- DATASET -

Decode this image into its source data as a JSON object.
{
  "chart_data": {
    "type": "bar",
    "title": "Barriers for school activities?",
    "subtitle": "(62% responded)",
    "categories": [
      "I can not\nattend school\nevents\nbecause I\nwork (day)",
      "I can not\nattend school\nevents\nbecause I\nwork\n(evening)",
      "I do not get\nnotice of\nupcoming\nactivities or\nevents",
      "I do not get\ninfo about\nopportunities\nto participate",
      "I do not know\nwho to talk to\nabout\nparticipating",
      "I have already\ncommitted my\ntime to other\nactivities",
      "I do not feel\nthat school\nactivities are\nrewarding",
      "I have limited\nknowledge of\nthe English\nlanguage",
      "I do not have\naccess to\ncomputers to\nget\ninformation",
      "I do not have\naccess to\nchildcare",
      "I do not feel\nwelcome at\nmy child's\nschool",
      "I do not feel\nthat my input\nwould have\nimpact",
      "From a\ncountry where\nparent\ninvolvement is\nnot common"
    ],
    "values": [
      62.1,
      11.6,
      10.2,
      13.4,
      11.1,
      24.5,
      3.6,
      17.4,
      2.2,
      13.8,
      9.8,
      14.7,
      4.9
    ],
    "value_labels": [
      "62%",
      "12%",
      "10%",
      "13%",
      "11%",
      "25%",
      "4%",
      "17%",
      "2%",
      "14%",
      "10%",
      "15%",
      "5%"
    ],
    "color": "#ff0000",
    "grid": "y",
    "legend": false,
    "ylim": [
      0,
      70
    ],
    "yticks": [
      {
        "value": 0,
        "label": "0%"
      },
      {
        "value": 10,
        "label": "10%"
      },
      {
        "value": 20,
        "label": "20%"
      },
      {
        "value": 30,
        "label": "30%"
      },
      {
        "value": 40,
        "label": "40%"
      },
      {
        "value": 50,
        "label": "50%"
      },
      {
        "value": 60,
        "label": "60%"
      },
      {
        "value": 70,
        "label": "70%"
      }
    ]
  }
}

- REQUEST -
Copy out each record from above, exactly.

- THE REPLY -
Decode this image into its source data as a JSON object.
{
  "chart_data": {
    "type": "bar",
    "title": "Barriers for school activities?",
    "subtitle": "(62% responded)",
    "categories": [
      "I can not\nattend school\nevents\nbecause I\nwork (day)",
      "I can not\nattend school\nevents\nbecause I\nwork\n(evening)",
      "I do not get\nnotice of\nupcoming\nactivities or\nevents",
      "I do not get\ninfo about\nopportunities\nto participate",
      "I do not know\nwho to talk to\nabout\nparticipating",
      "I have already\ncommitted my\ntime to other\nactivities",
      "I do not feel\nthat school\nactivities are\nrewarding",
      "I have limited\nknowledge of\nthe English\nlanguage",
      "I do not have\naccess to\ncomputers to\nget\ninformation",
      "I do not have\naccess to\nchildcare",
      "I do not feel\nwelcome at\nmy child's\nschool",
      "I do not feel\nthat my input\nwould have\nimpact",
      "From a\ncountry where\nparent\ninvolvement is\nnot common"
    ],
    "values": [
      62.1,
      11.6,
      10.2,
      13.4,
      11.1,
      24.5,
      3.6,
      17.4,
      2.2,
      13.8,
      9.8,
      14.7,
      4.9
    ],
    "value_labels": [
      "62%",
      "12%",
      "10%",
      "13%",
      "11%",
      "25%",
      "4%",
      "17%",
      "2%",
      "14%",
      "10%",
      "15%",
      "5%"
    ],
    "color": "#ff0000",
    "grid": "y",
    "legend": false,
    "ylim": [
      0,
      70
    ],
    "yticks": [
      {
        "value": 0,
        "label": "0%"
      },
      {
        "value": 10,
        "label": "10%"
      },
      {
        "value": 20,
        "label": "20%"
      },
      {
        "value": 30,
        "label": "30%"
      },
      {
        "value": 40,
        "label": "40%"
      },
      {
        "value": 50,
        "label": "50%"
      },
      {
        "value": 60,
        "label": "60%"
      },
      {
        "value": 70,
        "label": "70%"
      }
    ]
  }
}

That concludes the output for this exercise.